WORK TO COMPLETE
Images should be left out, and everything else in the listing reproduced exactly.

EXERCISE DATA
— begin —
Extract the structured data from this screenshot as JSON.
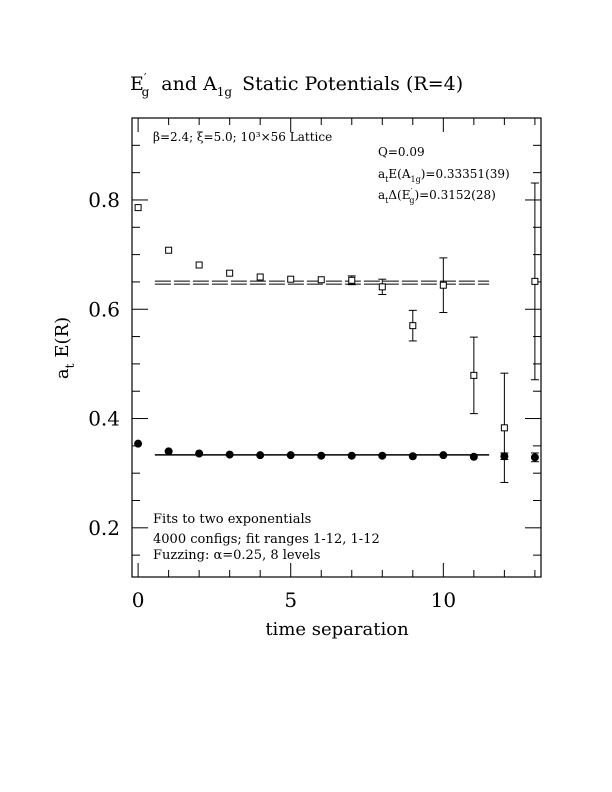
{
  "chart_data": {
    "type": "scatter",
    "title": {
      "main": "E",
      "main_sup": "′",
      "main_sub": "g",
      "join": "and A",
      "join_sub": "1g",
      "rest": "Static Potentials (R=4)"
    },
    "xlabel": "time separation",
    "ylabel": {
      "a": "a",
      "a_sub": "t",
      "rest": "E(R)"
    },
    "xlim": [
      -0.2,
      13.2
    ],
    "ylim": [
      0.11,
      0.95
    ],
    "xticks_major": [
      0,
      5,
      10
    ],
    "xticks_minor": [
      1,
      2,
      3,
      4,
      6,
      7,
      8,
      9,
      11,
      12,
      13
    ],
    "yticks_major": [
      0.2,
      0.4,
      0.6,
      0.8
    ],
    "yticks_minor": [
      0.15,
      0.25,
      0.3,
      0.35,
      0.45,
      0.5,
      0.55,
      0.65,
      0.7,
      0.75,
      0.85,
      0.9
    ],
    "xtick_labels": [
      "0",
      "5",
      "10"
    ],
    "ytick_labels": [
      "0.2",
      "0.4",
      "0.6",
      "0.8"
    ],
    "annotations": {
      "lattice": "β=2.4; ξ=5.0; 10³×56 Lattice",
      "q": "Q=0.09",
      "a1g_pre": "a",
      "a1g_pre_sub": "t",
      "a1g_mid": "E(A",
      "a1g_sub": "1g",
      "a1g_val": ")=0.33351(39)",
      "eg_pre": "a",
      "eg_pre_sub": "t",
      "eg_mid": "Δ(E",
      "eg_sup": "′",
      "eg_sub": "g",
      "eg_val": ")=0.3152(28)",
      "fits": "Fits to two exponentials",
      "configs": "4000 configs; fit ranges 1-12, 1-12",
      "fuzzing": "Fuzzing: α=0.25, 8 levels"
    },
    "series": [
      {
        "marker": "filled-circle",
        "x": [
          0,
          1,
          2,
          3,
          4,
          5,
          6,
          7,
          8,
          9,
          10,
          11,
          12,
          13
        ],
        "y": [
          0.354,
          0.34,
          0.336,
          0.334,
          0.333,
          0.333,
          0.332,
          0.332,
          0.332,
          0.331,
          0.333,
          0.33,
          0.331,
          0.329
        ],
        "yerr": [
          0.001,
          0.001,
          0.001,
          0.001,
          0.001,
          0.001,
          0.001,
          0.001,
          0.002,
          0.002,
          0.003,
          0.004,
          0.006,
          0.008
        ]
      },
      {
        "marker": "open-square",
        "x": [
          0,
          1,
          2,
          3,
          4,
          5,
          6,
          7,
          8,
          9,
          10,
          11,
          12,
          13
        ],
        "y": [
          0.786,
          0.708,
          0.681,
          0.666,
          0.659,
          0.655,
          0.654,
          0.653,
          0.641,
          0.57,
          0.644,
          0.479,
          0.383,
          0.651
        ],
        "yerr": [
          0.002,
          0.002,
          0.002,
          0.003,
          0.003,
          0.004,
          0.005,
          0.008,
          0.014,
          0.028,
          0.05,
          0.07,
          0.1,
          0.18
        ]
      }
    ],
    "fit_bands": [
      {
        "x": [
          1,
          12
        ],
        "center": 0.3335,
        "halfwidth": 0.0004,
        "style": "solid"
      },
      {
        "x": [
          1,
          12
        ],
        "center": 0.6487,
        "halfwidth": 0.0028,
        "style": "dashed"
      }
    ]
  }
}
— end —
SOLUTION TO THE PROBLEM
Extract the structured data from this screenshot as JSON.
{
  "chart_data": {
    "type": "scatter",
    "title": {
      "main": "E",
      "main_sup": "′",
      "main_sub": "g",
      "join": "and A",
      "join_sub": "1g",
      "rest": "Static Potentials (R=4)"
    },
    "xlabel": "time separation",
    "ylabel": {
      "a": "a",
      "a_sub": "t",
      "rest": "E(R)"
    },
    "xlim": [
      -0.2,
      13.2
    ],
    "ylim": [
      0.11,
      0.95
    ],
    "xticks_major": [
      0,
      5,
      10
    ],
    "xticks_minor": [
      1,
      2,
      3,
      4,
      6,
      7,
      8,
      9,
      11,
      12,
      13
    ],
    "yticks_major": [
      0.2,
      0.4,
      0.6,
      0.8
    ],
    "yticks_minor": [
      0.15,
      0.25,
      0.3,
      0.35,
      0.45,
      0.5,
      0.55,
      0.65,
      0.7,
      0.75,
      0.85,
      0.9
    ],
    "xtick_labels": [
      "0",
      "5",
      "10"
    ],
    "ytick_labels": [
      "0.2",
      "0.4",
      "0.6",
      "0.8"
    ],
    "annotations": {
      "lattice": "β=2.4; ξ=5.0; 10³×56 Lattice",
      "q": "Q=0.09",
      "a1g_pre": "a",
      "a1g_pre_sub": "t",
      "a1g_mid": "E(A",
      "a1g_sub": "1g",
      "a1g_val": ")=0.33351(39)",
      "eg_pre": "a",
      "eg_pre_sub": "t",
      "eg_mid": "Δ(E",
      "eg_sup": "′",
      "eg_sub": "g",
      "eg_val": ")=0.3152(28)",
      "fits": "Fits to two exponentials",
      "configs": "4000 configs; fit ranges 1-12, 1-12",
      "fuzzing": "Fuzzing: α=0.25, 8 levels"
    },
    "series": [
      {
        "marker": "filled-circle",
        "x": [
          0,
          1,
          2,
          3,
          4,
          5,
          6,
          7,
          8,
          9,
          10,
          11,
          12,
          13
        ],
        "y": [
          0.354,
          0.34,
          0.336,
          0.334,
          0.333,
          0.333,
          0.332,
          0.332,
          0.332,
          0.331,
          0.333,
          0.33,
          0.331,
          0.329
        ],
        "yerr": [
          0.001,
          0.001,
          0.001,
          0.001,
          0.001,
          0.001,
          0.001,
          0.001,
          0.002,
          0.002,
          0.003,
          0.004,
          0.006,
          0.008
        ]
      },
      {
        "marker": "open-square",
        "x": [
          0,
          1,
          2,
          3,
          4,
          5,
          6,
          7,
          8,
          9,
          10,
          11,
          12,
          13
        ],
        "y": [
          0.786,
          0.708,
          0.681,
          0.666,
          0.659,
          0.655,
          0.654,
          0.653,
          0.641,
          0.57,
          0.644,
          0.479,
          0.383,
          0.651
        ],
        "yerr": [
          0.002,
          0.002,
          0.002,
          0.003,
          0.003,
          0.004,
          0.005,
          0.008,
          0.014,
          0.028,
          0.05,
          0.07,
          0.1,
          0.18
        ]
      }
    ],
    "fit_bands": [
      {
        "x": [
          1,
          12
        ],
        "center": 0.3335,
        "halfwidth": 0.0004,
        "style": "solid"
      },
      {
        "x": [
          1,
          12
        ],
        "center": 0.6487,
        "halfwidth": 0.0028,
        "style": "dashed"
      }
    ]
  }
}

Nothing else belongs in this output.